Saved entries
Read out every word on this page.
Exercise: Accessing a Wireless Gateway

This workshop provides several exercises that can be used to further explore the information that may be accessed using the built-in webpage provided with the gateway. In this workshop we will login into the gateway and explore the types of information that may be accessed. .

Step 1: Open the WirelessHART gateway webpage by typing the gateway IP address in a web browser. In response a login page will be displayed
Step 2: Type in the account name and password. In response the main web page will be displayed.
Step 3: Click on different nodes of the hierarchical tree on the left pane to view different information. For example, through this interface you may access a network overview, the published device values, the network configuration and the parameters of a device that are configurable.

# GOAL
Repeat each of the entries above precisely as given.

# IN RESPONSE
Read out every word on this page.
Exercise: Accessing a Wireless Gateway

This workshop provides several exercises that can be used to further explore the information that may be accessed using the built-in webpage provided with the gateway. In this workshop we will login into the gateway and explore the types of information that may be accessed. .

Step 1: Open the WirelessHART gateway webpage by typing the gateway IP address in a web browser. In response a login page will be displayed
Step 2: Type in the account name and password. In response the main web page will be displayed.
Step 3: Click on different nodes of the hierarchical tree on the left pane to view different information. For example, through this interface you may access a network overview, the published device values, the network configuration and the parameters of a device that are configurable.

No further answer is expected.